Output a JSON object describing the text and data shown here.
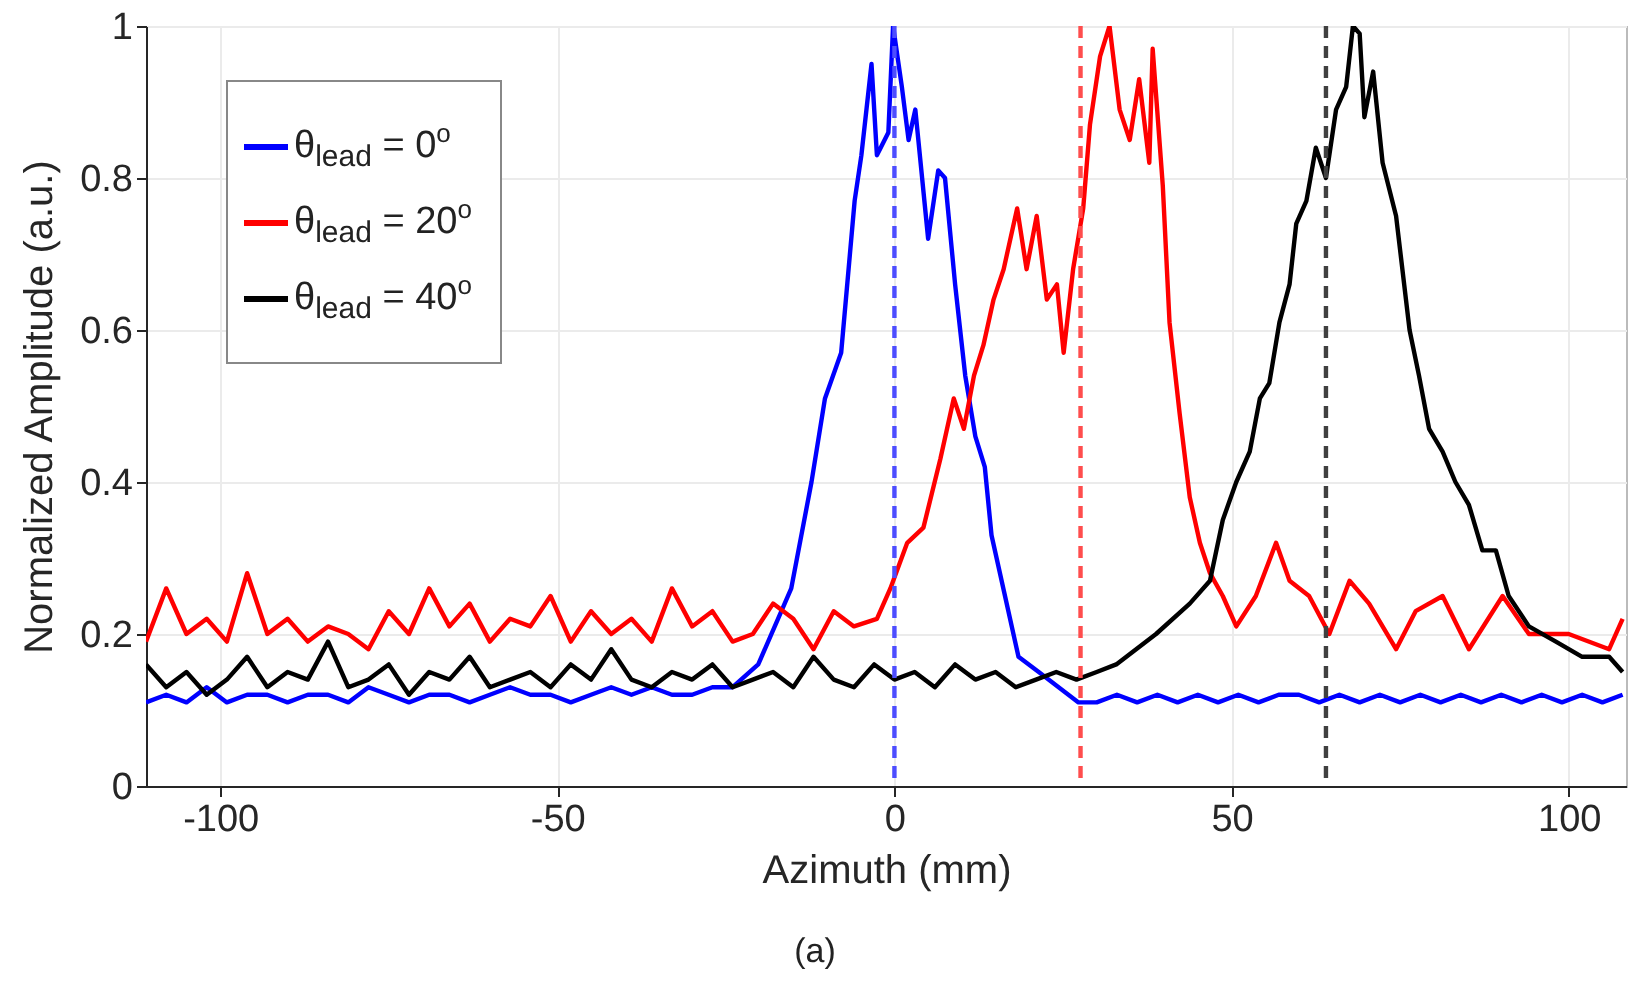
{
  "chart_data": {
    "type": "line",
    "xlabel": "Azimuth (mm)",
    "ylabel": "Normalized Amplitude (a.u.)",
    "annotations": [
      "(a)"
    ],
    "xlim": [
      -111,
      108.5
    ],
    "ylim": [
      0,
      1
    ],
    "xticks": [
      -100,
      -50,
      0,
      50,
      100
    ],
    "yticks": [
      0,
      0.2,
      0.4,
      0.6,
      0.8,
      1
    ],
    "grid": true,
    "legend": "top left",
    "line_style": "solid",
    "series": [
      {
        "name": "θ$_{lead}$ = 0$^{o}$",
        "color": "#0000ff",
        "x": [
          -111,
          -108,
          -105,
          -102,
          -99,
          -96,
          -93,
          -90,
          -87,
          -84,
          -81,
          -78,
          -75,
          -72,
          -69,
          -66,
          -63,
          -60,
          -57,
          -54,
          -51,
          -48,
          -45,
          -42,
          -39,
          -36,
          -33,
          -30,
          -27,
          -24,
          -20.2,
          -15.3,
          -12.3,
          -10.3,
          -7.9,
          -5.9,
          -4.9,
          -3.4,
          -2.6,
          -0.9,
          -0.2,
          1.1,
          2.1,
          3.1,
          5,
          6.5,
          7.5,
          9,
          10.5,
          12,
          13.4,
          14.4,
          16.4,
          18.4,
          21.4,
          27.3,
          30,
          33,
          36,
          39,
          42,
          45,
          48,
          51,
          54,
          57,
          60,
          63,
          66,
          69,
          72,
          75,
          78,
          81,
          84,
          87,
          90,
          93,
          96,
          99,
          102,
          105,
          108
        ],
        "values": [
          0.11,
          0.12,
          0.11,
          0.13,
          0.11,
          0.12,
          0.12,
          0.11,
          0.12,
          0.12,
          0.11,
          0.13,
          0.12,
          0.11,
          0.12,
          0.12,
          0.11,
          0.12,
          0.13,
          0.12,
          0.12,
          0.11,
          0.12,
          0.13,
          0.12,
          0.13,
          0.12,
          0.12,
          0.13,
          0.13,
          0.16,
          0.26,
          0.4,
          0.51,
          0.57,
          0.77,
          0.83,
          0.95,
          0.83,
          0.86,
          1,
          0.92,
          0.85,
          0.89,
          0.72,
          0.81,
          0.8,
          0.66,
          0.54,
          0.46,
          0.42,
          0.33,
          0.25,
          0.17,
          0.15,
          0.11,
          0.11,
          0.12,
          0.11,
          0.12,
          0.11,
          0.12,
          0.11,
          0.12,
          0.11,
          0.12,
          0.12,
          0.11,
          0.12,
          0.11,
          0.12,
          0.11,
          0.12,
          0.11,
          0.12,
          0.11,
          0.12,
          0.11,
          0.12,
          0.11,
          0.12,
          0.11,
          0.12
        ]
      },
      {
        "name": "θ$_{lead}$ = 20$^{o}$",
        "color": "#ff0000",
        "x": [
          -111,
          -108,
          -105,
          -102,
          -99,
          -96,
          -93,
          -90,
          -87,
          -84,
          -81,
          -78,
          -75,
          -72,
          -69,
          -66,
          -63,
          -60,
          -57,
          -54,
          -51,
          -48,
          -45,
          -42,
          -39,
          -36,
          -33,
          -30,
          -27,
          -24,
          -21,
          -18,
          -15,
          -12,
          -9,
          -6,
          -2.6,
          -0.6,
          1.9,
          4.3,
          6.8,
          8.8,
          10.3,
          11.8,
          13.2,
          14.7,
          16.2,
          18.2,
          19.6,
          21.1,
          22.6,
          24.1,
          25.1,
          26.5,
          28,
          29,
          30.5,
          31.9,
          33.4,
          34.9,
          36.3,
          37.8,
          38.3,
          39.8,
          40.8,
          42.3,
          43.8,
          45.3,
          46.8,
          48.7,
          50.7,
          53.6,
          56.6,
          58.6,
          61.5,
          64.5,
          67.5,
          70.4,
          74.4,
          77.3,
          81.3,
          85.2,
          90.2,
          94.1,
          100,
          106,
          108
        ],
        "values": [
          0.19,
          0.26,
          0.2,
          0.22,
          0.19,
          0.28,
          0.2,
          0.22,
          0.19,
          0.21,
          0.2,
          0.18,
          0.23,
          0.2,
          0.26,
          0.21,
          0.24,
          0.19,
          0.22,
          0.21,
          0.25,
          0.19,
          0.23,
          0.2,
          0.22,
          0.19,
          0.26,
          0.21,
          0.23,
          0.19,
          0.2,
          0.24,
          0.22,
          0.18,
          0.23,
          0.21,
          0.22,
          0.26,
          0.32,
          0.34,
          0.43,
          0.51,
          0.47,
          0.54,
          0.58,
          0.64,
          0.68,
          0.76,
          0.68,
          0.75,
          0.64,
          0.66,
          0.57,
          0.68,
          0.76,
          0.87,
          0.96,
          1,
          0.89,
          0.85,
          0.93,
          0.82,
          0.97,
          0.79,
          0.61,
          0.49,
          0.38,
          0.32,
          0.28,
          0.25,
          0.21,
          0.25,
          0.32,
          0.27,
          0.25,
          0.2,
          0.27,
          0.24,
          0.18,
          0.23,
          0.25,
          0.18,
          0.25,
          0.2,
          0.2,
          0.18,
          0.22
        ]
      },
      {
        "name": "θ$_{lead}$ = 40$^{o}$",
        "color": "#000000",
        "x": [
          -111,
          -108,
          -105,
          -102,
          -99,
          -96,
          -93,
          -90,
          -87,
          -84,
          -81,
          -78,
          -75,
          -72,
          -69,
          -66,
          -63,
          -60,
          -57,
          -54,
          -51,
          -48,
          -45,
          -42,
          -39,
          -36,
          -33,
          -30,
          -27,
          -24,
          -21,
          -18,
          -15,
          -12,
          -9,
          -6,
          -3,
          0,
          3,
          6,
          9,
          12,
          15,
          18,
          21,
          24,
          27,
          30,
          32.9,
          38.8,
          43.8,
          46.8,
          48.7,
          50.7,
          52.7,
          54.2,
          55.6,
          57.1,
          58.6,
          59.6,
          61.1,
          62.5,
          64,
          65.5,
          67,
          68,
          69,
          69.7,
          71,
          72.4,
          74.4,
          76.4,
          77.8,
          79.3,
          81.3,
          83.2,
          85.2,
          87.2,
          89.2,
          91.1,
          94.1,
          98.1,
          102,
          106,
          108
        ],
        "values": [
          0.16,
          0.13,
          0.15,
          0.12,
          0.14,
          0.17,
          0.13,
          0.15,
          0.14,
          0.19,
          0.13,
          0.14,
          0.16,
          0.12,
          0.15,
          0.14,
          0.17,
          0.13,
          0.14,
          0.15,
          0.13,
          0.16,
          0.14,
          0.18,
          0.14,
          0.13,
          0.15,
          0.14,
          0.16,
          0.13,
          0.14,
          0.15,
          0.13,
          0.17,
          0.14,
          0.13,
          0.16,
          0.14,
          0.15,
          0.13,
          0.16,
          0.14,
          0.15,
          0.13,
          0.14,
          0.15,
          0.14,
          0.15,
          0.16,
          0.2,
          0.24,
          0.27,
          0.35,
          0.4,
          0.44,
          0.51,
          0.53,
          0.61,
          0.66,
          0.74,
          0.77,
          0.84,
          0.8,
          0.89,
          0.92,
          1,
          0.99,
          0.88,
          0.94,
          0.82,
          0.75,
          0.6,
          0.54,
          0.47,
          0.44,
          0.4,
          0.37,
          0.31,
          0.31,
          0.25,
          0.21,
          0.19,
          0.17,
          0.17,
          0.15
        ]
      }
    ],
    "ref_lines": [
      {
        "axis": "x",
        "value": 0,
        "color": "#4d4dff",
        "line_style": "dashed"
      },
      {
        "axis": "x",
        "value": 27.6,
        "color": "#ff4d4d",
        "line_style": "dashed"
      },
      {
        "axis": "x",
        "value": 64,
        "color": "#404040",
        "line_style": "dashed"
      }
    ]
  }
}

...

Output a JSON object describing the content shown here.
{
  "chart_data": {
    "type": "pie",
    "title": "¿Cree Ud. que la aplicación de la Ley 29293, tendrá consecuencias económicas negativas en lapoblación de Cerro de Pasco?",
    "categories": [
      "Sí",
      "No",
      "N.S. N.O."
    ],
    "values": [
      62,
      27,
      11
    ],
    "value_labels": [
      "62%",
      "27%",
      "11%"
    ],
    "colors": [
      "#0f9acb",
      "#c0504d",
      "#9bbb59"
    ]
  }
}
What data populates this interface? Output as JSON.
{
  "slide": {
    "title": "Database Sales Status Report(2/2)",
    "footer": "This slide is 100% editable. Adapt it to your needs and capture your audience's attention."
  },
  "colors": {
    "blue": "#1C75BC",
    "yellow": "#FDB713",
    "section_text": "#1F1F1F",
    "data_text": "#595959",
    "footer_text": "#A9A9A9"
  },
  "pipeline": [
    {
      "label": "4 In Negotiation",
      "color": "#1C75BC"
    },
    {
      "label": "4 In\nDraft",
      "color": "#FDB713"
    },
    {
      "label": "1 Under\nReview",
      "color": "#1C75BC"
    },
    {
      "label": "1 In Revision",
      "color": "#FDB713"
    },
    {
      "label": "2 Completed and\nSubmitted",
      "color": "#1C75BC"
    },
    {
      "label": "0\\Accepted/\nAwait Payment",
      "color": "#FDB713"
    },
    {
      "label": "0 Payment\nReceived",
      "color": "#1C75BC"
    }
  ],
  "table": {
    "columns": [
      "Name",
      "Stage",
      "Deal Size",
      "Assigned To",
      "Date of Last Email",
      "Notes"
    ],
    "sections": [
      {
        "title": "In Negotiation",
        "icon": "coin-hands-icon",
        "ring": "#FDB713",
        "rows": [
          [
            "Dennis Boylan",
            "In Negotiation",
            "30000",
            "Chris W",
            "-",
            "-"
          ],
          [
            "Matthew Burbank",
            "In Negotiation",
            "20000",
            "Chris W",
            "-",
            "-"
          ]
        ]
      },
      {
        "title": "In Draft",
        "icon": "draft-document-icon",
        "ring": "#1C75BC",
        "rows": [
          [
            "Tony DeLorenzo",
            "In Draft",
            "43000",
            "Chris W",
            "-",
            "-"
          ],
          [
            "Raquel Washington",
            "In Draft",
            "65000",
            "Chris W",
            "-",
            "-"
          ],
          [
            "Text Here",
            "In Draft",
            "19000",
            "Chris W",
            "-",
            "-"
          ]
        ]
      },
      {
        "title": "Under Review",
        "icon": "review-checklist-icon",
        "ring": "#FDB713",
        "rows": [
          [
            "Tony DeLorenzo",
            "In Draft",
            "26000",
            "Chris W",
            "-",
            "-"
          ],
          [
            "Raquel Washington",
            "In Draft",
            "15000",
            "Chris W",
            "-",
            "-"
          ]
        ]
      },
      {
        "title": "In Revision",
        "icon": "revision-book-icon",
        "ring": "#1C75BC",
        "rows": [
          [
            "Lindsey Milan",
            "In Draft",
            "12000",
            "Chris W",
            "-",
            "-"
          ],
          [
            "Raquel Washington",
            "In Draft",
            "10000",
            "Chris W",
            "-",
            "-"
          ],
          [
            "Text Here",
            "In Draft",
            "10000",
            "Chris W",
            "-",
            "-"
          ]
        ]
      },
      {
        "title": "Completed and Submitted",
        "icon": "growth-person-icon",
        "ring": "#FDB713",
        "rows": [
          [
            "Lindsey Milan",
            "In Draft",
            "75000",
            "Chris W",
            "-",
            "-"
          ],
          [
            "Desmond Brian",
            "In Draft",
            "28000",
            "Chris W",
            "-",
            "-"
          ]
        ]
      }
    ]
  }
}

__WHAT IS EXPECTED__: Gather each line in these records that contains the string "Payment".

__EXERCISE OUTPUT__:
      "label": "0\\Accepted/\nAwait Payment",
      "label": "0 Payment\nReceived",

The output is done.